## EXERCISE GOAL
Each record that follows should be repeated exactly, minus any images.

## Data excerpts

*-*-*

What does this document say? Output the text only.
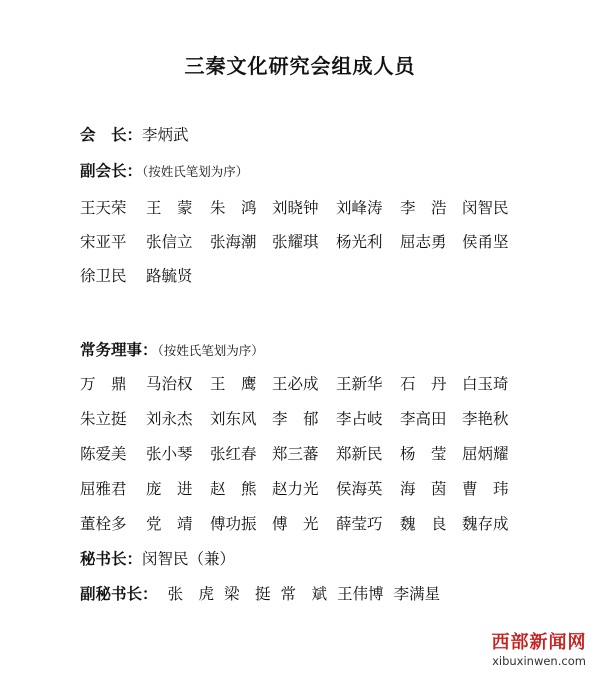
三秦文化研究会组成人员
会　长：李炳武
副会长：（按姓氏笔划为序）
王天荣 王　蒙 朱　鸿 刘晓钟 刘峰涛 李　浩 闵智民
宋亚平 张信立 张海潮 张耀琪 杨光利 屈志勇 侯甬坚
徐卫民 路毓贤
常务理事：（按姓氏笔划为序）
万　鼎 马治权 王　鹰 王必成 王新华 石　丹 白玉琦
朱立挺 刘永杰 刘东风 李　郁 李占岐 李高田 李艳秋
陈爱美 张小琴 张红春 郑三蕃 郑新民 杨　莹 屈炳耀
屈雅君 庞　进 赵　熊 赵力光 侯海英 海　茵 曹　玮
董栓多 党　靖 傅功振 傅　光 薛莹巧 魏　良 魏存成
秘书长：闵智民（兼）
副秘书长： 张　虎 梁　挺 常　斌 王伟博 李满星
西部新闻网
xibuxinwen.com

*-*-*

## FULL RESPONSE
What does this document say? Output the text only.
三秦文化研究会组成人员
会　长：李炳武
副会长：（按姓氏笔划为序）
王天荣 王　蒙 朱　鸿 刘晓钟 刘峰涛 李　浩 闵智民
宋亚平 张信立 张海潮 张耀琪 杨光利 屈志勇 侯甬坚
徐卫民 路毓贤
常务理事：（按姓氏笔划为序）
万　鼎 马治权 王　鹰 王必成 王新华 石　丹 白玉琦
朱立挺 刘永杰 刘东风 李　郁 李占岐 李高田 李艳秋
陈爱美 张小琴 张红春 郑三蕃 郑新民 杨　莹 屈炳耀
屈雅君 庞　进 赵　熊 赵力光 侯海英 海　茵 曹　玮
董栓多 党　靖 傅功振 傅　光 薛莹巧 魏　良 魏存成
秘书长：闵智民（兼）
副秘书长： 张　虎 梁　挺 常　斌 王伟博 李满星
西部新闻网
xibuxinwen.com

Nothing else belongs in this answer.